══ Dataset rows

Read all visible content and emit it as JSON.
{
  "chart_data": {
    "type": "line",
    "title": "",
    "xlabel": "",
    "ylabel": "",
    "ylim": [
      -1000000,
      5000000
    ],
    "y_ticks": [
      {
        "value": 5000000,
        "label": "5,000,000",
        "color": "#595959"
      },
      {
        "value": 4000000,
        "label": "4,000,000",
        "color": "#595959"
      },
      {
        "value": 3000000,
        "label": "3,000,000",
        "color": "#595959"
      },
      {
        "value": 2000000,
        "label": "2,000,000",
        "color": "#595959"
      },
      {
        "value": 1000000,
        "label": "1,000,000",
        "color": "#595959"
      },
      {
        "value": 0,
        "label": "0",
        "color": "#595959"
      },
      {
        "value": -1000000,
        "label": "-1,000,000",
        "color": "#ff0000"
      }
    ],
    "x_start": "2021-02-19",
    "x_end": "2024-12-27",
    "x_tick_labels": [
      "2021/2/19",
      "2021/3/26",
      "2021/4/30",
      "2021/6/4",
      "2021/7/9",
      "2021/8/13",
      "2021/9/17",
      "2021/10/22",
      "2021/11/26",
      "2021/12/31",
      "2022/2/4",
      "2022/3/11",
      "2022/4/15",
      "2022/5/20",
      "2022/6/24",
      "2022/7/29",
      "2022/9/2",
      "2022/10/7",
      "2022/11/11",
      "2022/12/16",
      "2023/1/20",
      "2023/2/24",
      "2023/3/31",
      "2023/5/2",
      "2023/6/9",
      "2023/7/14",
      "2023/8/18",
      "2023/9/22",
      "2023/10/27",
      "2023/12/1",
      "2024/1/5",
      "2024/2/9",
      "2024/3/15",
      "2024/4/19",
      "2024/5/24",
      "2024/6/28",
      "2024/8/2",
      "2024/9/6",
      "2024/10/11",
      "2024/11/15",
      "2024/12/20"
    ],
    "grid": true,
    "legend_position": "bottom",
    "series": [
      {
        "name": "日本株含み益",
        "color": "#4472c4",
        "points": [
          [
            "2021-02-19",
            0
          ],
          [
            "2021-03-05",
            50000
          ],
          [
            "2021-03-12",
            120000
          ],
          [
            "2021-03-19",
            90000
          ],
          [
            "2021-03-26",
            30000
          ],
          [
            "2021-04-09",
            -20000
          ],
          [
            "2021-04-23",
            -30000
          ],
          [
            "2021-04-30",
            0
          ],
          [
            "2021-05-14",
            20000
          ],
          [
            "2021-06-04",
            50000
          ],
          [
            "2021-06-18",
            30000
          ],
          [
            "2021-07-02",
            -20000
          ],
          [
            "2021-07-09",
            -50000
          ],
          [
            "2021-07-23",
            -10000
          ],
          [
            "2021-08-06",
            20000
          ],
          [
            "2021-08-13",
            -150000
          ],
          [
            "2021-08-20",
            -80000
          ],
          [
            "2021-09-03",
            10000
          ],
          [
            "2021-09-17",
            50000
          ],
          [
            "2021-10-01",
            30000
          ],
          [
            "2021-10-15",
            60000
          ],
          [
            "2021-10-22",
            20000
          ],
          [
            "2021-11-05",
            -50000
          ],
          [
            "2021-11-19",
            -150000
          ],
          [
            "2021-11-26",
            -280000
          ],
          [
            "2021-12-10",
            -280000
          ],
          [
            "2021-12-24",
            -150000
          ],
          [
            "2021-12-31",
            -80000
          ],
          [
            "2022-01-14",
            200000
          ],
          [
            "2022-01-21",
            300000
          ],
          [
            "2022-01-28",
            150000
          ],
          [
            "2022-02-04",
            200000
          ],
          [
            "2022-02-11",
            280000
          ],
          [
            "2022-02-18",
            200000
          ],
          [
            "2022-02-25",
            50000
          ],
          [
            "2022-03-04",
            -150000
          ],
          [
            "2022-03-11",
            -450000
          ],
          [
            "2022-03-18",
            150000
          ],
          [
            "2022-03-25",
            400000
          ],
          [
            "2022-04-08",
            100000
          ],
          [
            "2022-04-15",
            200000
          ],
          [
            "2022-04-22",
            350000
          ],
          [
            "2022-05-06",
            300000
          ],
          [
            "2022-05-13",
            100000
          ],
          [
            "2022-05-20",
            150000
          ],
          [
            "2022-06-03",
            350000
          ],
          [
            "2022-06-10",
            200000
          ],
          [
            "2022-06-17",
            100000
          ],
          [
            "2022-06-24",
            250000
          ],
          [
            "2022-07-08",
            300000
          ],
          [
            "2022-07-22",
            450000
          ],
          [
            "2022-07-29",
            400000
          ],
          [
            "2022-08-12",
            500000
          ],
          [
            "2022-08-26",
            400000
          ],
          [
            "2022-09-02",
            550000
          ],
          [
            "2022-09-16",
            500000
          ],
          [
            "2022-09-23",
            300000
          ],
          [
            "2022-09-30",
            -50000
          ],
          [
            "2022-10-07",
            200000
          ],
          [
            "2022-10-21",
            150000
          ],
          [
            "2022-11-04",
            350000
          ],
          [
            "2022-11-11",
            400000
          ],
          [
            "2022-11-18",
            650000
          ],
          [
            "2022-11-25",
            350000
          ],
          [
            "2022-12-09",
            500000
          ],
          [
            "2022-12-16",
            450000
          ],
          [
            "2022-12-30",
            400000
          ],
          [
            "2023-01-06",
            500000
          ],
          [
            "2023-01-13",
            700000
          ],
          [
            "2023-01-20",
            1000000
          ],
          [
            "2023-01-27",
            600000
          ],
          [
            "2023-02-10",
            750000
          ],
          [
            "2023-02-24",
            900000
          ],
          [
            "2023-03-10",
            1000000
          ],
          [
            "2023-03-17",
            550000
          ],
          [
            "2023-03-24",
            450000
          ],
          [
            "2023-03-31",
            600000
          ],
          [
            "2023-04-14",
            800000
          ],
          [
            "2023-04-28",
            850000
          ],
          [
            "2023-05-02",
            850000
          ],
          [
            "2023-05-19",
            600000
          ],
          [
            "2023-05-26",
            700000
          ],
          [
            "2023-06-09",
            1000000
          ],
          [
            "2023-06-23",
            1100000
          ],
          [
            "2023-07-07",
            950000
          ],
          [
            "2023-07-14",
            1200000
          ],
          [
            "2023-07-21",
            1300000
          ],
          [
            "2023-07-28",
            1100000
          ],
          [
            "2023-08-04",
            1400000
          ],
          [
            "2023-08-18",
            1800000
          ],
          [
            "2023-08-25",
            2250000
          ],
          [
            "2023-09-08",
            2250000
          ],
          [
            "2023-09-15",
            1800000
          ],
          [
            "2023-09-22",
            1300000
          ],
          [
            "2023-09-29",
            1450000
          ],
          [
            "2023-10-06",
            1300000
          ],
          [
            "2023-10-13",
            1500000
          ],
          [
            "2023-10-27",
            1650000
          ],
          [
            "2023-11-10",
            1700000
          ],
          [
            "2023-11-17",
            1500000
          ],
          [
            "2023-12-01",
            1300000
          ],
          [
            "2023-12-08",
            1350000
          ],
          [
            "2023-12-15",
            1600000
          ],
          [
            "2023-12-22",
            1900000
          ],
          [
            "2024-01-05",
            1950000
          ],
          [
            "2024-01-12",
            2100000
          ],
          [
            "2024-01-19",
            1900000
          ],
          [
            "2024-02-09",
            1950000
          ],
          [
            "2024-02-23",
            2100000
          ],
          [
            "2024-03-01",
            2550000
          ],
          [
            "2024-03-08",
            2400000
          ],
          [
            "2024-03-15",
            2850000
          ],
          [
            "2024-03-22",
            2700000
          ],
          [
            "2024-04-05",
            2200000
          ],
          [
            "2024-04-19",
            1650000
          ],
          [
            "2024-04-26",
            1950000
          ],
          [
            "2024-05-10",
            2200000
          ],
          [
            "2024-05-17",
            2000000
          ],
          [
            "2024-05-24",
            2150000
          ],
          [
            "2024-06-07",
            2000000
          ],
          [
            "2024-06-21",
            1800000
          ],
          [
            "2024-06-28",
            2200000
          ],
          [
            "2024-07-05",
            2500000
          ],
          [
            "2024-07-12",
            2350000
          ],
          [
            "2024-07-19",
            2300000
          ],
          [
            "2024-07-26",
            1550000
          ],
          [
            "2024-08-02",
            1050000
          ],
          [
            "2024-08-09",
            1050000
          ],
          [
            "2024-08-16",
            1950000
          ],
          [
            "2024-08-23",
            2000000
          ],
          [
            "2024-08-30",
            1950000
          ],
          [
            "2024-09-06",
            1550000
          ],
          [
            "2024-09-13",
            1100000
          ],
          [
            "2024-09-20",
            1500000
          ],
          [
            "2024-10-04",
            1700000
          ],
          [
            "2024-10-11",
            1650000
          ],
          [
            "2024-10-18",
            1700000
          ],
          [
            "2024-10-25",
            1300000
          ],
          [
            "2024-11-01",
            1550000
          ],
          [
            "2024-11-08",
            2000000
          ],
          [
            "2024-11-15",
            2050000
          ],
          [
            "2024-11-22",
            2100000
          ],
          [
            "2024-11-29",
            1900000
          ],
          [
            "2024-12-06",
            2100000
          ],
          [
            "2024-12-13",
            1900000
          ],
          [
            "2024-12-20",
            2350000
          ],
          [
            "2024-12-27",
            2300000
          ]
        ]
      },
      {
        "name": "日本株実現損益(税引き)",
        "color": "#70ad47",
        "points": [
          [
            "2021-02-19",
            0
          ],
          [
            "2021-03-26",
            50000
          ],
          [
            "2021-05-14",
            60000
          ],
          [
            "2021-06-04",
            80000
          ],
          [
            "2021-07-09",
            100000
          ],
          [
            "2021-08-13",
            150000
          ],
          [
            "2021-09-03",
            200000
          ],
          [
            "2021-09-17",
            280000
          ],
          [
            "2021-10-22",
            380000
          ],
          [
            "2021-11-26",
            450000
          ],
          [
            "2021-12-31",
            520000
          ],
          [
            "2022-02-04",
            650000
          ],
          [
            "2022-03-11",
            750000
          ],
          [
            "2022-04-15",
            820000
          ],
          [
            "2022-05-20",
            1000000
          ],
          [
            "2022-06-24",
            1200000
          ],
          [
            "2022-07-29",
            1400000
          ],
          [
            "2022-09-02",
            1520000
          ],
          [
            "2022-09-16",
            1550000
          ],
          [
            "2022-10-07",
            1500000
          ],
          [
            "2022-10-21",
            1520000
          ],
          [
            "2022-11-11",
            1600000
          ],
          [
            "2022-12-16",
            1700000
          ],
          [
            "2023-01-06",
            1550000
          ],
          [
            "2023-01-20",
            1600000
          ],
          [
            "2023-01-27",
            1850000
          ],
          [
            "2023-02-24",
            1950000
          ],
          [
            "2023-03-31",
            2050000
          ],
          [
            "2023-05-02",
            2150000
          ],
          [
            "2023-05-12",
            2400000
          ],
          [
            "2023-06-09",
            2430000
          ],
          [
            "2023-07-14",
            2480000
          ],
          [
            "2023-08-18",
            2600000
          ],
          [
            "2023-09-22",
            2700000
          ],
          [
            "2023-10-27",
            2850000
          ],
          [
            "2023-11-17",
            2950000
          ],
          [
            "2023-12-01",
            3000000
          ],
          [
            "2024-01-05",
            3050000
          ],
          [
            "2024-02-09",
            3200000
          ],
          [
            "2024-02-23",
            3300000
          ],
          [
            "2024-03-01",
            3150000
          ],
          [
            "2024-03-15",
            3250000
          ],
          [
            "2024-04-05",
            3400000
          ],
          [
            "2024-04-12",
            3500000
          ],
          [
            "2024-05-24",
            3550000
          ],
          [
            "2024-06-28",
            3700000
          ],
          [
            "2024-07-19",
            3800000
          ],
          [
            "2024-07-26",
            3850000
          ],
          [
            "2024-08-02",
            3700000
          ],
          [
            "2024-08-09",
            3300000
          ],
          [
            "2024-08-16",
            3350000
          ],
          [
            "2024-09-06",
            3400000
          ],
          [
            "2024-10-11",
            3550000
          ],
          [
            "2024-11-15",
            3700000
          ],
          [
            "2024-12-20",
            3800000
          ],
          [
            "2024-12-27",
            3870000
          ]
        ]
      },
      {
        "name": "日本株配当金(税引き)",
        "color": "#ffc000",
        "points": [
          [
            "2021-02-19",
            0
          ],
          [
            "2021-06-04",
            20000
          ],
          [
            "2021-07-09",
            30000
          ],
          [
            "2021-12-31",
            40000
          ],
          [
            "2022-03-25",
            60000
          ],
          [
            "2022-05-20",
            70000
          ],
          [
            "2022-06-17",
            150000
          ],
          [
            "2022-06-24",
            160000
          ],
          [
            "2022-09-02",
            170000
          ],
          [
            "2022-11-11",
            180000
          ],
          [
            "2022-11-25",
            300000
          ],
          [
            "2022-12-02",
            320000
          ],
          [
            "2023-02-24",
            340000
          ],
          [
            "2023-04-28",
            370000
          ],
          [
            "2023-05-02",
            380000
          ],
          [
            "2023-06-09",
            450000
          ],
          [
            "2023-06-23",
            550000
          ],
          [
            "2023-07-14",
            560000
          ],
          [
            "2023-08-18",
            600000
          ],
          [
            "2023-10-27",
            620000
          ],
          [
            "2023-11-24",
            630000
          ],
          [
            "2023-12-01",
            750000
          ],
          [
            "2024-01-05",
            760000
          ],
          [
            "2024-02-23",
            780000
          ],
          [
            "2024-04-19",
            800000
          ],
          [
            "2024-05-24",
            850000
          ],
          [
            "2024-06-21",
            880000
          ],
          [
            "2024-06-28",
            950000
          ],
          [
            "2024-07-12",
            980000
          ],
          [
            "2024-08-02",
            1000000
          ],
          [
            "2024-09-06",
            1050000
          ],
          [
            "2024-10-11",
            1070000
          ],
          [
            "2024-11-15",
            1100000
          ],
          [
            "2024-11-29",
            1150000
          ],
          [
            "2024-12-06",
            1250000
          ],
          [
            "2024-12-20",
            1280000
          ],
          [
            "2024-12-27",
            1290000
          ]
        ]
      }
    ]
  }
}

════

Find every line in the entries that includes the word "name", then state how many there are and nothing else.

3